# Task to carry out
Transcribe the material word for word, but without the images.

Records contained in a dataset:
--- Begin ---

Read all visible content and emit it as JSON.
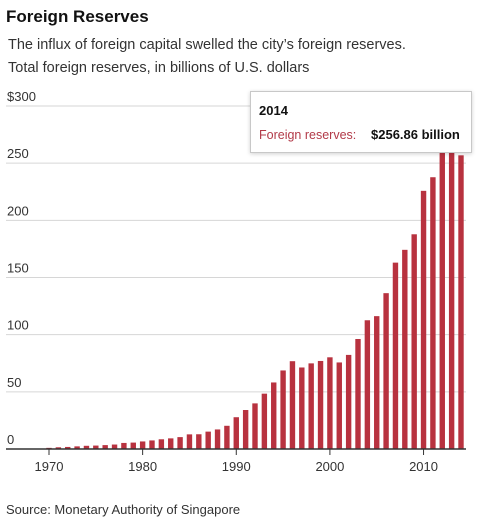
{
  "chart_data": {
    "type": "bar",
    "title": "Foreign Reserves",
    "subtitle": [
      "The influx of foreign capital swelled the city’s foreign reserves.",
      "Total foreign reserves, in billions of U.S. dollars"
    ],
    "xlabel": "",
    "ylabel": "",
    "x": [
      1970,
      1971,
      1972,
      1973,
      1974,
      1975,
      1976,
      1977,
      1978,
      1979,
      1980,
      1981,
      1982,
      1983,
      1984,
      1985,
      1986,
      1987,
      1988,
      1989,
      1990,
      1991,
      1992,
      1993,
      1994,
      1995,
      1996,
      1997,
      1998,
      1999,
      2000,
      2001,
      2002,
      2003,
      2004,
      2005,
      2006,
      2007,
      2008,
      2009,
      2010,
      2011,
      2012,
      2013,
      2014
    ],
    "values": [
      1.0,
      1.5,
      1.8,
      2.3,
      2.8,
      3.0,
      3.4,
      3.9,
      5.3,
      5.6,
      6.6,
      7.5,
      8.5,
      9.3,
      10.4,
      12.8,
      12.9,
      15.2,
      17.1,
      20.3,
      27.8,
      34.1,
      39.9,
      48.4,
      58.2,
      68.7,
      76.8,
      71.3,
      74.9,
      77.0,
      80.2,
      75.7,
      82.3,
      96.2,
      112.6,
      116.2,
      136.3,
      163.0,
      174.2,
      187.8,
      225.8,
      237.7,
      259.3,
      273.1,
      256.86
    ],
    "ylim": [
      0,
      300
    ],
    "yticks": [
      0,
      50,
      100,
      150,
      200,
      250,
      300
    ],
    "ytick_labels": [
      "0",
      "50",
      "100",
      "150",
      "200",
      "250",
      "$300"
    ],
    "xticks": [
      1970,
      1980,
      1990,
      2000,
      2010
    ],
    "xtick_labels": [
      "1970",
      "1980",
      "1990",
      "2000",
      "2010"
    ],
    "grid": true,
    "bar_color": "#b8323f",
    "tooltip": {
      "year": "2014",
      "label": "Foreign reserves:",
      "value": "$256.86 billion"
    },
    "source": "Source: Monetary Authority of Singapore"
  }
}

--- End ---

# Written solution
Read all visible content and emit it as JSON.
{
  "chart_data": {
    "type": "bar",
    "title": "Foreign Reserves",
    "subtitle": [
      "The influx of foreign capital swelled the city’s foreign reserves.",
      "Total foreign reserves, in billions of U.S. dollars"
    ],
    "xlabel": "",
    "ylabel": "",
    "x": [
      1970,
      1971,
      1972,
      1973,
      1974,
      1975,
      1976,
      1977,
      1978,
      1979,
      1980,
      1981,
      1982,
      1983,
      1984,
      1985,
      1986,
      1987,
      1988,
      1989,
      1990,
      1991,
      1992,
      1993,
      1994,
      1995,
      1996,
      1997,
      1998,
      1999,
      2000,
      2001,
      2002,
      2003,
      2004,
      2005,
      2006,
      2007,
      2008,
      2009,
      2010,
      2011,
      2012,
      2013,
      2014
    ],
    "values": [
      1.0,
      1.5,
      1.8,
      2.3,
      2.8,
      3.0,
      3.4,
      3.9,
      5.3,
      5.6,
      6.6,
      7.5,
      8.5,
      9.3,
      10.4,
      12.8,
      12.9,
      15.2,
      17.1,
      20.3,
      27.8,
      34.1,
      39.9,
      48.4,
      58.2,
      68.7,
      76.8,
      71.3,
      74.9,
      77.0,
      80.2,
      75.7,
      82.3,
      96.2,
      112.6,
      116.2,
      136.3,
      163.0,
      174.2,
      187.8,
      225.8,
      237.7,
      259.3,
      273.1,
      256.86
    ],
    "ylim": [
      0,
      300
    ],
    "yticks": [
      0,
      50,
      100,
      150,
      200,
      250,
      300
    ],
    "ytick_labels": [
      "0",
      "50",
      "100",
      "150",
      "200",
      "250",
      "$300"
    ],
    "xticks": [
      1970,
      1980,
      1990,
      2000,
      2010
    ],
    "xtick_labels": [
      "1970",
      "1980",
      "1990",
      "2000",
      "2010"
    ],
    "grid": true,
    "bar_color": "#b8323f",
    "tooltip": {
      "year": "2014",
      "label": "Foreign reserves:",
      "value": "$256.86 billion"
    },
    "source": "Source: Monetary Authority of Singapore"
  }
}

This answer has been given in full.